**Directions**.
• A. Reproduce the interview excerpt from "Graeme: I came" up to and including "came to Jeju.".
• B. Summarize the interview excerpt in two sentences.
• C. Rewrite the paragraph of the interview excerpt that begins "Graeme: Purpose? To breathe underwater" as a bulleted list that keeps its main facts.

**Page excerpt**.
####

When did you come to Korea? How long have you been on Jeju?
Graeme: I came to Korea when I flew from Scotland on Boxing Day [Dec. 26] 2009, and I spent six months on the mainland and decided I wanted a different job, so I moved to Jeju.
James: I came to Korea on the first of October 2007. I was two years teaching as part of the EPIK program in Gyeongsanbuk-do in a small town called Sangju and on the first of September 2009, I came to Jeju.
Where did you first learn to scuba dive? What was your purpose?
Graeme: Purpose? To breathe underwater and see cool things. Purpose? Well, scuba was always something I wanted to do. I grew up on the coast and always every summer was spent swimming at the sea, jumping off the rocks and other things. I was always curious as to what was under the waves. I was working in a summer camp in upstate New York and I got certified from a guy who did a scuba program at the camp. He gave us a deal at Lake George in upstate New York for open water and my advanced certificates, and that was the summer of 2008.

####

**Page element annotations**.
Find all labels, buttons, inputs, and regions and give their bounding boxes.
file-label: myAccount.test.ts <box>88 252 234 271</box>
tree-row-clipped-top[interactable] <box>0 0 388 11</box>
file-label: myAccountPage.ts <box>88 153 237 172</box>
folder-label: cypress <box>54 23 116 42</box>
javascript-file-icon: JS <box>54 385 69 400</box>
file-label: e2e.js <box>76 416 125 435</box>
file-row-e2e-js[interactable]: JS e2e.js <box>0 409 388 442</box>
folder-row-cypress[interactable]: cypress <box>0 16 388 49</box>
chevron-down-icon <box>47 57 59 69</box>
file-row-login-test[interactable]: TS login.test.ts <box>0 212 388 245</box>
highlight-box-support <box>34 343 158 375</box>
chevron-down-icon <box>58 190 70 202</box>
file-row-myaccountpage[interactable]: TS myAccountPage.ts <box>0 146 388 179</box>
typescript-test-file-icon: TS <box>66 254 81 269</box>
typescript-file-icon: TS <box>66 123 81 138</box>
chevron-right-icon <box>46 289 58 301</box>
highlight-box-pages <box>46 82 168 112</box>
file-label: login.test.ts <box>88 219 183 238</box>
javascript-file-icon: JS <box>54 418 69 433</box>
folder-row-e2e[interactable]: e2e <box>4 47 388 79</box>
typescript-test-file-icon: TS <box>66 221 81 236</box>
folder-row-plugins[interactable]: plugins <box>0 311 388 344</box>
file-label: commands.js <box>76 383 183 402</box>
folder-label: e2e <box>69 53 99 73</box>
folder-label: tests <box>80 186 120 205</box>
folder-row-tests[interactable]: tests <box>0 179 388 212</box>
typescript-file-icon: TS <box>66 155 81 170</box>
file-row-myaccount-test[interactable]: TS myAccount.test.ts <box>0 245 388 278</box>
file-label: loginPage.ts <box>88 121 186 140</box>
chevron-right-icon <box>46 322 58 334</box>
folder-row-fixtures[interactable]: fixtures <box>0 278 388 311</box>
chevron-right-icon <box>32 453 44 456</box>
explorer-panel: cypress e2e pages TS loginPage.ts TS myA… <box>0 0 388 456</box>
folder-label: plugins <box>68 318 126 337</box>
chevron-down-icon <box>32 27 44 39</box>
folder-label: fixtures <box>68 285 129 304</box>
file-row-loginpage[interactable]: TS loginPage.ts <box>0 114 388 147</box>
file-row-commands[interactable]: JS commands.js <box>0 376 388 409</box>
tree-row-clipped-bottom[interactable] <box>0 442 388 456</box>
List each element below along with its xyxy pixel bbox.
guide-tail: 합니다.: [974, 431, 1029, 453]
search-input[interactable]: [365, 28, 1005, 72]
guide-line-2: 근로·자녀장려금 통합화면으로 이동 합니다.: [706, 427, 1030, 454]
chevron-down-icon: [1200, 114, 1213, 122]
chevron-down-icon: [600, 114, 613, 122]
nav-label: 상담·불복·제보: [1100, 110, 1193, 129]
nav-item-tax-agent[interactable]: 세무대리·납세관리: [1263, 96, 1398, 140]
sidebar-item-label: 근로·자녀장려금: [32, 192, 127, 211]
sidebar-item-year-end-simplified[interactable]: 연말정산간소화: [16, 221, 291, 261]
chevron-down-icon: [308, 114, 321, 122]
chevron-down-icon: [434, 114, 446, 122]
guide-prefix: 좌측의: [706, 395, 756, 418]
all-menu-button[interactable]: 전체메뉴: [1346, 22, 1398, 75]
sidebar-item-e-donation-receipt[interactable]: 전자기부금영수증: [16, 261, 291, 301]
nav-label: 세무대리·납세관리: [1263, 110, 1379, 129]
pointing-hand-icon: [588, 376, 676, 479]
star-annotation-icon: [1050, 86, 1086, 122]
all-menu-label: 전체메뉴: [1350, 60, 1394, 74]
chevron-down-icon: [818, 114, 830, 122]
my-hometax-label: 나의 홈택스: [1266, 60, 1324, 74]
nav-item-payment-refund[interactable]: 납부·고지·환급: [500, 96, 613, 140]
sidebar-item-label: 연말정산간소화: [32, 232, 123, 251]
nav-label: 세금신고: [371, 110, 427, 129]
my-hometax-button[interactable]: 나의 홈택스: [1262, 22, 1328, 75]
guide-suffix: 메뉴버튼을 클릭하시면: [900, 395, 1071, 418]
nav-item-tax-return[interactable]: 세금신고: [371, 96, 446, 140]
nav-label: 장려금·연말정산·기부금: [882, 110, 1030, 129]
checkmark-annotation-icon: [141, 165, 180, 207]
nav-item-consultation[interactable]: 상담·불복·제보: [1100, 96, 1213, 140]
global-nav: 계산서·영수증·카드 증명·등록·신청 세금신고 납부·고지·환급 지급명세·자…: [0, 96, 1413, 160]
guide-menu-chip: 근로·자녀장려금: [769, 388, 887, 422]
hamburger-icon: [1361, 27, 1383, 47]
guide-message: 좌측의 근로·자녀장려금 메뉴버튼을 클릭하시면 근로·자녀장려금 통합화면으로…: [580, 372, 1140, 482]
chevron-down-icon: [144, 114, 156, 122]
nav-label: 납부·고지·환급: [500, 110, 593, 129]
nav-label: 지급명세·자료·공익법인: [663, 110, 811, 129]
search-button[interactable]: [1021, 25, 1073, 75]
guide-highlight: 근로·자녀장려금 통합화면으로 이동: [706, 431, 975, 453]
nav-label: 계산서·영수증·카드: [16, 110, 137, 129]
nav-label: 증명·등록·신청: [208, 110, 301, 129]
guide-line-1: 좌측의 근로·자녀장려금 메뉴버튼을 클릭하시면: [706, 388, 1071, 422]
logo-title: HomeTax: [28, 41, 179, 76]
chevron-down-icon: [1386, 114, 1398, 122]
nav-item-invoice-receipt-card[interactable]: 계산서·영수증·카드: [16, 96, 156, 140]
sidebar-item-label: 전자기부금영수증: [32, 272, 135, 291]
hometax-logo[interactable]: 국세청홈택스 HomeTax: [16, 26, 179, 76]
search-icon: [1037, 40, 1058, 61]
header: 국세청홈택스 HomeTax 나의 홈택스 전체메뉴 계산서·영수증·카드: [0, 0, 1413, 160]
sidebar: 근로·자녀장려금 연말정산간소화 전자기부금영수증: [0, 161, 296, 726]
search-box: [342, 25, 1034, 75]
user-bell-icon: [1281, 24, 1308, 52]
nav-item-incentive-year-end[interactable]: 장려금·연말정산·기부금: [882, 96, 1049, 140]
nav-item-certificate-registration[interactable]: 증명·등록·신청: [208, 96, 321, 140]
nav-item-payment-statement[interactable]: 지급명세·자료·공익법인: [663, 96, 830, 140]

####

**Outputs for the tasks**.
• A.
Graeme: I came to Korea when I flew from Scotland on Boxing Day [Dec. 26] 2009, and I spent six months on the mainland and decided I wanted a different job, so I moved to Jeju.
James: I came to Korea on the first of October 2007. I was two years teaching as part of the EPIK program in Gyeongsanbuk-do in a small town called Sangju and on the first of September 2009, I came to Jeju.

• B. Graeme flew from Scotland to Korea on Boxing Day 2009 and moved to Jeju after six months on the mainland, while James arrived in Korea on October 1, 2007, taught for two years in Sangju through the EPIK program, and came to Jeju on September 1, 2009. Graeme grew up on the coast and was always curious about what was under the waves, and he got his scuba certification in the summer of 2008 at a summer camp in upstate New York, doing his open water and advanced certificates at Lake George.

• C.
- Graeme's purpose was to breathe underwater and see cool things, and scuba was always something he wanted to do.
- He grew up on the coast and spent every summer swimming in the sea and jumping off the rocks, and he was curious about what was under the waves.
- He got certified while working at a summer camp in upstate New York, through a man who ran a scuba program at the camp.
- That man gave them a deal at Lake George for open water and advanced certificates in the summer of 2008.